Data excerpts
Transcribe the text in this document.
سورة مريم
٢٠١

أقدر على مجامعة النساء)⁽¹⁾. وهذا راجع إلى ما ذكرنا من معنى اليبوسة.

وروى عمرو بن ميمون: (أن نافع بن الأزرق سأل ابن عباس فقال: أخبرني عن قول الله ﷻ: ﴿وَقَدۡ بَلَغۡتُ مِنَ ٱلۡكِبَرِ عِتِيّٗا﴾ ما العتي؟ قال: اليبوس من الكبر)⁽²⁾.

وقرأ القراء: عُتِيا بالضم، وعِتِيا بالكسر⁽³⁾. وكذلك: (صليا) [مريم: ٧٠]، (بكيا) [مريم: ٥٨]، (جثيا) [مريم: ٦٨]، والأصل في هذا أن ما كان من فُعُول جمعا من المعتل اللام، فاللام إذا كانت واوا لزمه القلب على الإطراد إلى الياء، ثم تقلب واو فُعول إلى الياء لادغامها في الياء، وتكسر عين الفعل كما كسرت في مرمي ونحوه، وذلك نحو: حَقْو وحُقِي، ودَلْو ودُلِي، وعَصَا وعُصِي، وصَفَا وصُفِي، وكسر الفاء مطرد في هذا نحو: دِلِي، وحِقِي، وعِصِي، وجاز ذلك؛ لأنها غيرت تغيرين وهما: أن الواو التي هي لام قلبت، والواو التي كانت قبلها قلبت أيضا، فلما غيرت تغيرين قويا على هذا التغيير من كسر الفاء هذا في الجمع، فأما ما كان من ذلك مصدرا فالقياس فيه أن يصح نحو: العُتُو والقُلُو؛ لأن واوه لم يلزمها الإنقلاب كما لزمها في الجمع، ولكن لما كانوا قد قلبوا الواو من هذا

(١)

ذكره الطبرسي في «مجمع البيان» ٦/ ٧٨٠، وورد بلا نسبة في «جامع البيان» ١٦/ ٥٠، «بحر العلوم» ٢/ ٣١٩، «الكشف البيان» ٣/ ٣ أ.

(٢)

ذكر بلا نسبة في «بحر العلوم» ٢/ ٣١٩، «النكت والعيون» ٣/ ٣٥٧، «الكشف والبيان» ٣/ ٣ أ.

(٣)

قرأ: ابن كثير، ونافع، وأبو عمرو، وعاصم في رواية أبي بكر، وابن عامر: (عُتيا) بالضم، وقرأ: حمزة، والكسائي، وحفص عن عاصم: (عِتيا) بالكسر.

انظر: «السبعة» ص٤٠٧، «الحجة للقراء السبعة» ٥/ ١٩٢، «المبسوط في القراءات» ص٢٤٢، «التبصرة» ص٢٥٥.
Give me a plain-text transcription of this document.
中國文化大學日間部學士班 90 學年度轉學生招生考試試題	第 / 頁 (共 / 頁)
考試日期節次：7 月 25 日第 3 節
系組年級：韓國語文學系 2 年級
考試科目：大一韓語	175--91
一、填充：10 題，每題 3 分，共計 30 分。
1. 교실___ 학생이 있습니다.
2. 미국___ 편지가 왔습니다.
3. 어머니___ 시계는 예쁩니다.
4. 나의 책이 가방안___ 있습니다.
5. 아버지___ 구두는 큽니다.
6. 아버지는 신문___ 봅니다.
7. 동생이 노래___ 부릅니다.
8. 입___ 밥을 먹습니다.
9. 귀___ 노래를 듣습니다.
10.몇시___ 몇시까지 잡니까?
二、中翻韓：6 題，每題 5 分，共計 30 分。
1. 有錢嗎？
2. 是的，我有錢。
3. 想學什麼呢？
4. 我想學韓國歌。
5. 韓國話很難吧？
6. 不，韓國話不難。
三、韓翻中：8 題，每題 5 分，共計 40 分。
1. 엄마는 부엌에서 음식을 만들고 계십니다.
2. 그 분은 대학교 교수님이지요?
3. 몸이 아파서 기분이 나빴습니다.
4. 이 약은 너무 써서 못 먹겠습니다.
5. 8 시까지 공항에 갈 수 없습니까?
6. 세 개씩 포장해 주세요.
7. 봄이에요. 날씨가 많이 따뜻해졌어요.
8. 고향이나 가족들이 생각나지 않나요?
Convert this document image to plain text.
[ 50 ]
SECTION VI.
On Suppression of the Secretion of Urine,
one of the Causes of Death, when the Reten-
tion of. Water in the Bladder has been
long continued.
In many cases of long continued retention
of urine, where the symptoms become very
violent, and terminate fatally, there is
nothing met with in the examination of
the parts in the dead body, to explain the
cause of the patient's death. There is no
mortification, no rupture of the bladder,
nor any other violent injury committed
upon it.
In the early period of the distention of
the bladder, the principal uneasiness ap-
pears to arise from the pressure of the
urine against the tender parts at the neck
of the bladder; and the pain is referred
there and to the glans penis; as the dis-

YOUR INSTRUCTIONS: Write out only the final block of lines, starting at the line with "Give me a plain-text" and running to the end of the material.

RESULT:
Give me a plain-text transcription of this document.
中國文化大學日間部學士班 90 學年度轉學生招生考試試題	第 / 頁 (共 / 頁)
考試日期節次：7 月 25 日第 3 節
系組年級：韓國語文學系 2 年級
考試科目：大一韓語	175--91
一、填充：10 題，每題 3 分，共計 30 分。
1. 교실___ 학생이 있습니다.
2. 미국___ 편지가 왔습니다.
3. 어머니___ 시계는 예쁩니다.
4. 나의 책이 가방안___ 있습니다.
5. 아버지___ 구두는 큽니다.
6. 아버지는 신문___ 봅니다.
7. 동생이 노래___ 부릅니다.
8. 입___ 밥을 먹습니다.
9. 귀___ 노래를 듣습니다.
10.몇시___ 몇시까지 잡니까?
二、中翻韓：6 題，每題 5 分，共計 30 分。
1. 有錢嗎？
2. 是的，我有錢。
3. 想學什麼呢？
4. 我想學韓國歌。
5. 韓國話很難吧？
6. 不，韓國話不難。
三、韓翻中：8 題，每題 5 分，共計 40 分。
1. 엄마는 부엌에서 음식을 만들고 계십니다.
2. 그 분은 대학교 교수님이지요?
3. 몸이 아파서 기분이 나빴습니다.
4. 이 약은 너무 써서 못 먹겠습니다.
5. 8 시까지 공항에 갈 수 없습니까?
6. 세 개씩 포장해 주세요.
7. 봄이에요. 날씨가 많이 따뜻해졌어요.
8. 고향이나 가족들이 생각나지 않나요?
Convert this document image to plain text.
[ 50 ]
SECTION VI.
On Suppression of the Secretion of Urine,
one of the Causes of Death, when the Reten-
tion of. Water in the Bladder has been
long continued.
In many cases of long continued retention
of urine, where the symptoms become very
violent, and terminate fatally, there is
nothing met with in the examination of
the parts in the dead body, to explain the
cause of the patient's death. There is no
mortification, no rupture of the bladder,
nor any other violent injury committed
upon it.
In the early period of the distention of
the bladder, the principal uneasiness ap-
pears to arise from the pressure of the
urine against the tender parts at the neck
of the bladder; and the pain is referred
there and to the glans penis; as the dis-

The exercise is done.